● RECORDS SHOWN
§ §
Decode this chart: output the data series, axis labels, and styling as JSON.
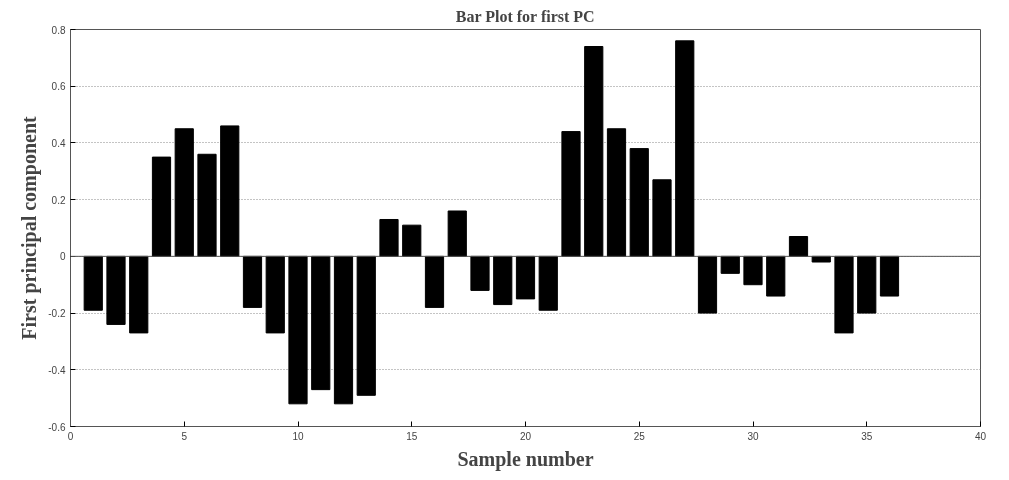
{
  "chart_data": {
    "type": "bar",
    "title": "Bar Plot for first PC",
    "xlabel": "Sample number",
    "ylabel": "First principal component",
    "x": [
      1,
      2,
      3,
      4,
      5,
      6,
      7,
      8,
      9,
      10,
      11,
      12,
      13,
      14,
      15,
      16,
      17,
      18,
      19,
      20,
      21,
      22,
      23,
      24,
      25,
      26,
      27,
      28,
      29,
      30,
      31,
      32,
      33,
      34,
      35,
      36
    ],
    "series": [
      {
        "color": "#000000",
        "values": [
          -0.19,
          -0.24,
          -0.27,
          0.35,
          0.45,
          0.36,
          0.46,
          -0.18,
          -0.27,
          -0.52,
          -0.47,
          -0.52,
          -0.49,
          0.13,
          0.11,
          -0.18,
          0.16,
          -0.12,
          -0.17,
          -0.15,
          -0.19,
          0.44,
          0.74,
          0.45,
          0.38,
          0.27,
          0.76,
          -0.2,
          -0.06,
          -0.1,
          -0.14,
          0.07,
          -0.02,
          -0.27,
          -0.2,
          -0.14
        ]
      }
    ],
    "xlim": [
      0,
      40
    ],
    "xticks": [
      0,
      5,
      10,
      15,
      20,
      25,
      30,
      35,
      40
    ],
    "ylim": [
      -0.6,
      0.8
    ],
    "yticks": [
      -0.6,
      -0.4,
      -0.2,
      0,
      0.2,
      0.4,
      0.6,
      0.8
    ],
    "grid": "y"
  }
}
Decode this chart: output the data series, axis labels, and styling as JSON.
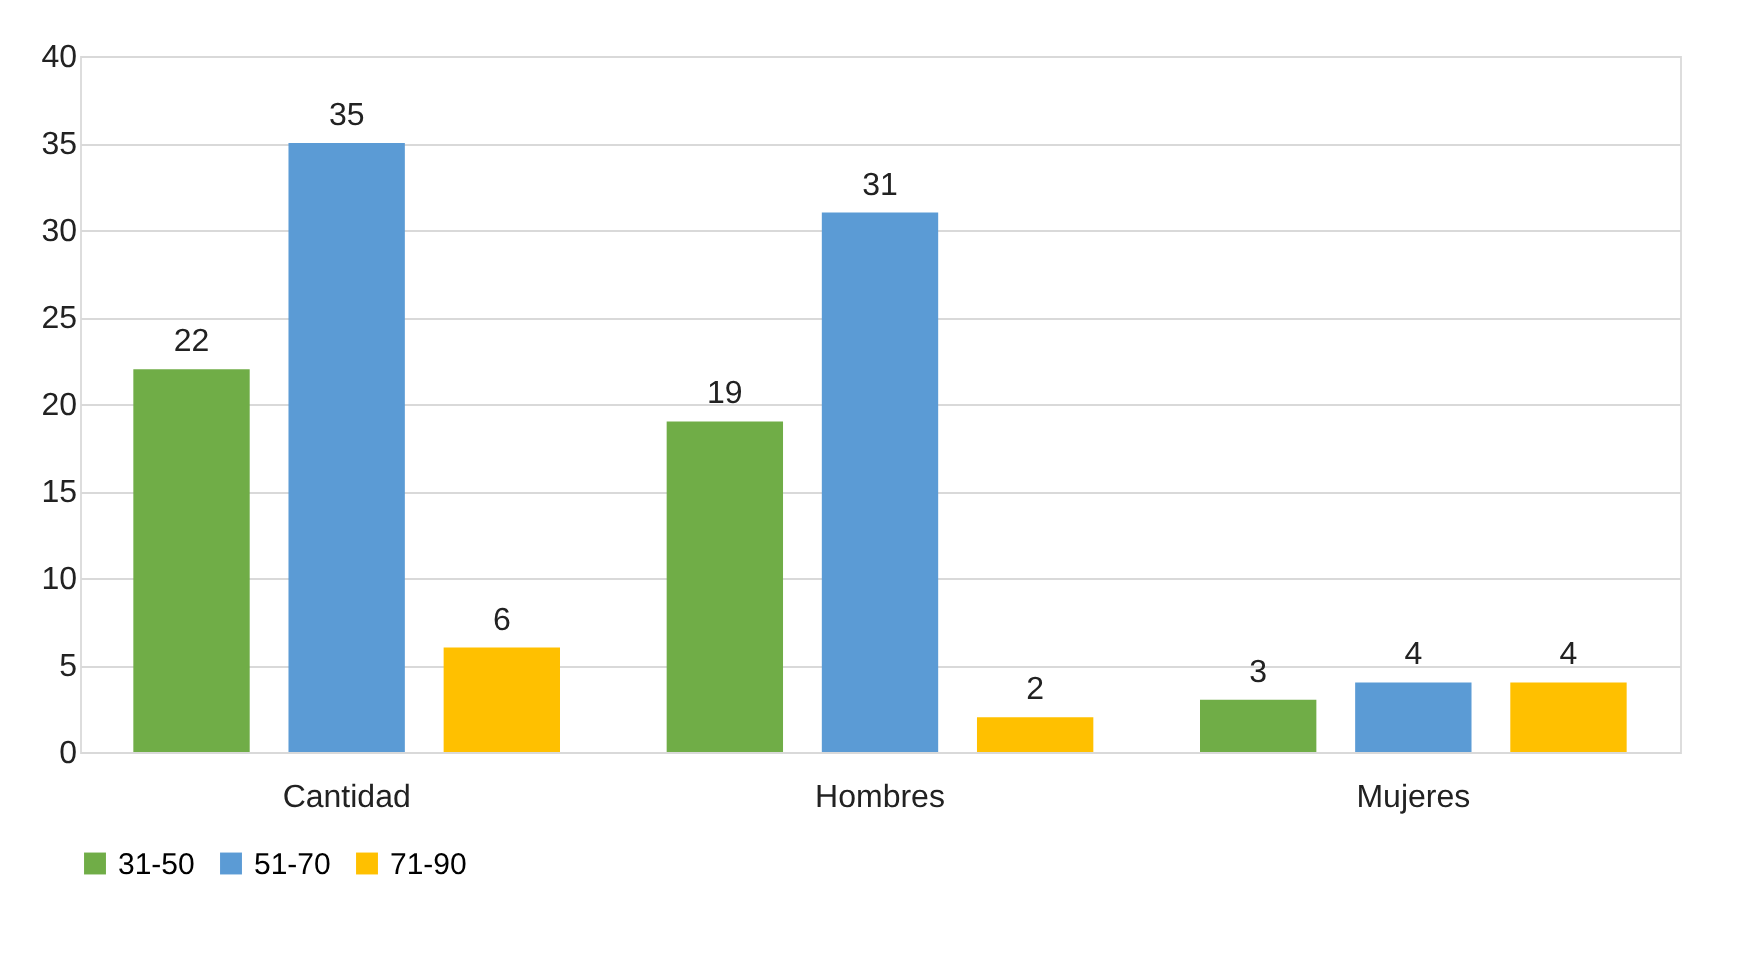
{
  "chart_data": {
    "type": "bar",
    "categories": [
      "Cantidad",
      "Hombres",
      "Mujeres"
    ],
    "series": [
      {
        "name": "31-50",
        "color": "#70ad47",
        "values": [
          22,
          19,
          3
        ]
      },
      {
        "name": "51-70",
        "color": "#5b9bd5",
        "values": [
          35,
          31,
          4
        ]
      },
      {
        "name": "71-90",
        "color": "#ffc000",
        "values": [
          6,
          2,
          4
        ]
      }
    ],
    "ylim": [
      0,
      40
    ],
    "yticks": [
      0,
      5,
      10,
      15,
      20,
      25,
      30,
      35,
      40
    ],
    "grid": "y",
    "legend": "bottom",
    "data_labels": true
  }
}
§ §
● EXERCISE DIRECTIONS
Work through the records line by line and tally those with the word "color". Report only the total.

● EXPECTED ANSWER
4